Exercise:
Output the data exactly, with every line intact.

[Extracted records]

......

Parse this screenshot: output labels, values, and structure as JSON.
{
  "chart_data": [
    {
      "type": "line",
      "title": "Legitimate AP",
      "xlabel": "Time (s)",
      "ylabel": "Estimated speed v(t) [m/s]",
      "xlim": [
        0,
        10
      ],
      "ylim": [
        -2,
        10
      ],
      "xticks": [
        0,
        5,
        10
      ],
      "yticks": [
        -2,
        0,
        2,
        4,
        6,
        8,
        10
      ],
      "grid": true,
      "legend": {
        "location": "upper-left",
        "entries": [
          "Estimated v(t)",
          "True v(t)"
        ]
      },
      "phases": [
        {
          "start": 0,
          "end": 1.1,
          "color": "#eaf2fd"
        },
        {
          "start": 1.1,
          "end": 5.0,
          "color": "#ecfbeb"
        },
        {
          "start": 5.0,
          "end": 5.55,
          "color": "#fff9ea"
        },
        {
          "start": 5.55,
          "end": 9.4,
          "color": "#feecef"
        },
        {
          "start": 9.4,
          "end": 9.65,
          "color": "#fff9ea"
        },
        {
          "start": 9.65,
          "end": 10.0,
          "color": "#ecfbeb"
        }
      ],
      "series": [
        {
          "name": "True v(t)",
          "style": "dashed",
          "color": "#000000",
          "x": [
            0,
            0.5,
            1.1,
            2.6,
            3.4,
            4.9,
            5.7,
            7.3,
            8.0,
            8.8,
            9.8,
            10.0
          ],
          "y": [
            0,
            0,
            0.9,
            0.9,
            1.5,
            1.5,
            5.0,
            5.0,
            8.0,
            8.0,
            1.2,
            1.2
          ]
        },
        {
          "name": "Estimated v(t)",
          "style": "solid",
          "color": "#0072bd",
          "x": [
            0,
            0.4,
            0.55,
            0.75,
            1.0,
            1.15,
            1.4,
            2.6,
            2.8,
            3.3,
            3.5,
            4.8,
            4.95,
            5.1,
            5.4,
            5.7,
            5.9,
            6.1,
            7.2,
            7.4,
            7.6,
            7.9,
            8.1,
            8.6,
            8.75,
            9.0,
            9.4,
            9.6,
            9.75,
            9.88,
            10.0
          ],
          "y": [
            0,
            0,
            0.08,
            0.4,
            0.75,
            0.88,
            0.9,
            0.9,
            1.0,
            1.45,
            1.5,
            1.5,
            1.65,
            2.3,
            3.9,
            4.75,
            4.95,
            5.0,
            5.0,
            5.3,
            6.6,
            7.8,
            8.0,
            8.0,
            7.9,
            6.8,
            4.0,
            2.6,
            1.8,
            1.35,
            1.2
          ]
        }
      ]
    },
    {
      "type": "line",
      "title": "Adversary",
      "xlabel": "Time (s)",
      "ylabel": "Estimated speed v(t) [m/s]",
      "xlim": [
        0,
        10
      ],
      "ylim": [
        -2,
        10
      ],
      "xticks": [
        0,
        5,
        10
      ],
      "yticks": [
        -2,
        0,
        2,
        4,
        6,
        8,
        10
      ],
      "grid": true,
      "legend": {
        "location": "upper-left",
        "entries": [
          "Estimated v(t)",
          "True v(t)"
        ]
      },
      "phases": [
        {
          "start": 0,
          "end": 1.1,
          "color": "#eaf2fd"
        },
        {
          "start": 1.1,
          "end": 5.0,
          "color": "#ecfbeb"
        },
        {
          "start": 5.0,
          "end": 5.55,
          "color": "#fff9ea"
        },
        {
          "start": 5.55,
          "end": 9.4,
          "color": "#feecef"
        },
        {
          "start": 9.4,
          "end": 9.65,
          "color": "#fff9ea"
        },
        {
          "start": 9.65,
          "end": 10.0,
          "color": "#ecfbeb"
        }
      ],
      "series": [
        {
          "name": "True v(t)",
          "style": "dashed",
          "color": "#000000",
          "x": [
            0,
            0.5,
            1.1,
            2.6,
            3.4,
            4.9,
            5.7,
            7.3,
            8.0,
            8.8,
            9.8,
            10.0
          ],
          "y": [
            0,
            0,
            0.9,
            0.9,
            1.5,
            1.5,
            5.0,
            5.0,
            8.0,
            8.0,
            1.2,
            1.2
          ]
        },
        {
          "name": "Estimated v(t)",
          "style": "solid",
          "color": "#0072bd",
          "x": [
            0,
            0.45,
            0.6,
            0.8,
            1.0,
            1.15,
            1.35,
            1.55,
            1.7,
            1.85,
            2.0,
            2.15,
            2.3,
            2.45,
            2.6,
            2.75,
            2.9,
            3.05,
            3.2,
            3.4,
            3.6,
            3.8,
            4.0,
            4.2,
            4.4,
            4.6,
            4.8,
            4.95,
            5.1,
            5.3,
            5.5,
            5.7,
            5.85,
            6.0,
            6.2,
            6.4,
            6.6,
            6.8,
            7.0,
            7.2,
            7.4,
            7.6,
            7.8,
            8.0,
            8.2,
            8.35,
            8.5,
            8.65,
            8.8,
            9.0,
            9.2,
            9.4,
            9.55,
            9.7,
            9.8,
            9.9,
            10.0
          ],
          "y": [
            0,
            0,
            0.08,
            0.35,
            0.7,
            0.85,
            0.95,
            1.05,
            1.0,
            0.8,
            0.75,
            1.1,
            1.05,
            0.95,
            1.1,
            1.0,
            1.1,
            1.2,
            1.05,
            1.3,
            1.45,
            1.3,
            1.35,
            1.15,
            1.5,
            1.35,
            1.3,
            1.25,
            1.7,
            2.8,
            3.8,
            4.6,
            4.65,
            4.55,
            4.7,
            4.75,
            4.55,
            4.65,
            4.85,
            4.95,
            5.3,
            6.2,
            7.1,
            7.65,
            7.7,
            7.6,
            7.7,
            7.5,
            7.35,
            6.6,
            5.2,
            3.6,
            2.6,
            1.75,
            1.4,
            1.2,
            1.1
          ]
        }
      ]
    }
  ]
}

......

Answer to this task:
Parse this screenshot: output labels, values, and structure as JSON.
{
  "chart_data": [
    {
      "type": "line",
      "title": "Legitimate AP",
      "xlabel": "Time (s)",
      "ylabel": "Estimated speed v(t) [m/s]",
      "xlim": [
        0,
        10
      ],
      "ylim": [
        -2,
        10
      ],
      "xticks": [
        0,
        5,
        10
      ],
      "yticks": [
        -2,
        0,
        2,
        4,
        6,
        8,
        10
      ],
      "grid": true,
      "legend": {
        "location": "upper-left",
        "entries": [
          "Estimated v(t)",
          "True v(t)"
        ]
      },
      "phases": [
        {
          "start": 0,
          "end": 1.1,
          "color": "#eaf2fd"
        },
        {
          "start": 1.1,
          "end": 5.0,
          "color": "#ecfbeb"
        },
        {
          "start": 5.0,
          "end": 5.55,
          "color": "#fff9ea"
        },
        {
          "start": 5.55,
          "end": 9.4,
          "color": "#feecef"
        },
        {
          "start": 9.4,
          "end": 9.65,
          "color": "#fff9ea"
        },
        {
          "start": 9.65,
          "end": 10.0,
          "color": "#ecfbeb"
        }
      ],
      "series": [
        {
          "name": "True v(t)",
          "style": "dashed",
          "color": "#000000",
          "x": [
            0,
            0.5,
            1.1,
            2.6,
            3.4,
            4.9,
            5.7,
            7.3,
            8.0,
            8.8,
            9.8,
            10.0
          ],
          "y": [
            0,
            0,
            0.9,
            0.9,
            1.5,
            1.5,
            5.0,
            5.0,
            8.0,
            8.0,
            1.2,
            1.2
          ]
        },
        {
          "name": "Estimated v(t)",
          "style": "solid",
          "color": "#0072bd",
          "x": [
            0,
            0.4,
            0.55,
            0.75,
            1.0,
            1.15,
            1.4,
            2.6,
            2.8,
            3.3,
            3.5,
            4.8,
            4.95,
            5.1,
            5.4,
            5.7,
            5.9,
            6.1,
            7.2,
            7.4,
            7.6,
            7.9,
            8.1,
            8.6,
            8.75,
            9.0,
            9.4,
            9.6,
            9.75,
            9.88,
            10.0
          ],
          "y": [
            0,
            0,
            0.08,
            0.4,
            0.75,
            0.88,
            0.9,
            0.9,
            1.0,
            1.45,
            1.5,
            1.5,
            1.65,
            2.3,
            3.9,
            4.75,
            4.95,
            5.0,
            5.0,
            5.3,
            6.6,
            7.8,
            8.0,
            8.0,
            7.9,
            6.8,
            4.0,
            2.6,
            1.8,
            1.35,
            1.2
          ]
        }
      ]
    },
    {
      "type": "line",
      "title": "Adversary",
      "xlabel": "Time (s)",
      "ylabel": "Estimated speed v(t) [m/s]",
      "xlim": [
        0,
        10
      ],
      "ylim": [
        -2,
        10
      ],
      "xticks": [
        0,
        5,
        10
      ],
      "yticks": [
        -2,
        0,
        2,
        4,
        6,
        8,
        10
      ],
      "grid": true,
      "legend": {
        "location": "upper-left",
        "entries": [
          "Estimated v(t)",
          "True v(t)"
        ]
      },
      "phases": [
        {
          "start": 0,
          "end": 1.1,
          "color": "#eaf2fd"
        },
        {
          "start": 1.1,
          "end": 5.0,
          "color": "#ecfbeb"
        },
        {
          "start": 5.0,
          "end": 5.55,
          "color": "#fff9ea"
        },
        {
          "start": 5.55,
          "end": 9.4,
          "color": "#feecef"
        },
        {
          "start": 9.4,
          "end": 9.65,
          "color": "#fff9ea"
        },
        {
          "start": 9.65,
          "end": 10.0,
          "color": "#ecfbeb"
        }
      ],
      "series": [
        {
          "name": "True v(t)",
          "style": "dashed",
          "color": "#000000",
          "x": [
            0,
            0.5,
            1.1,
            2.6,
            3.4,
            4.9,
            5.7,
            7.3,
            8.0,
            8.8,
            9.8,
            10.0
          ],
          "y": [
            0,
            0,
            0.9,
            0.9,
            1.5,
            1.5,
            5.0,
            5.0,
            8.0,
            8.0,
            1.2,
            1.2
          ]
        },
        {
          "name": "Estimated v(t)",
          "style": "solid",
          "color": "#0072bd",
          "x": [
            0,
            0.45,
            0.6,
            0.8,
            1.0,
            1.15,
            1.35,
            1.55,
            1.7,
            1.85,
            2.0,
            2.15,
            2.3,
            2.45,
            2.6,
            2.75,
            2.9,
            3.05,
            3.2,
            3.4,
            3.6,
            3.8,
            4.0,
            4.2,
            4.4,
            4.6,
            4.8,
            4.95,
            5.1,
            5.3,
            5.5,
            5.7,
            5.85,
            6.0,
            6.2,
            6.4,
            6.6,
            6.8,
            7.0,
            7.2,
            7.4,
            7.6,
            7.8,
            8.0,
            8.2,
            8.35,
            8.5,
            8.65,
            8.8,
            9.0,
            9.2,
            9.4,
            9.55,
            9.7,
            9.8,
            9.9,
            10.0
          ],
          "y": [
            0,
            0,
            0.08,
            0.35,
            0.7,
            0.85,
            0.95,
            1.05,
            1.0,
            0.8,
            0.75,
            1.1,
            1.05,
            0.95,
            1.1,
            1.0,
            1.1,
            1.2,
            1.05,
            1.3,
            1.45,
            1.3,
            1.35,
            1.15,
            1.5,
            1.35,
            1.3,
            1.25,
            1.7,
            2.8,
            3.8,
            4.6,
            4.65,
            4.55,
            4.7,
            4.75,
            4.55,
            4.65,
            4.85,
            4.95,
            5.3,
            6.2,
            7.1,
            7.65,
            7.7,
            7.6,
            7.7,
            7.5,
            7.35,
            6.6,
            5.2,
            3.6,
            2.6,
            1.75,
            1.4,
            1.2,
            1.1
          ]
        }
      ]
    }
  ]
}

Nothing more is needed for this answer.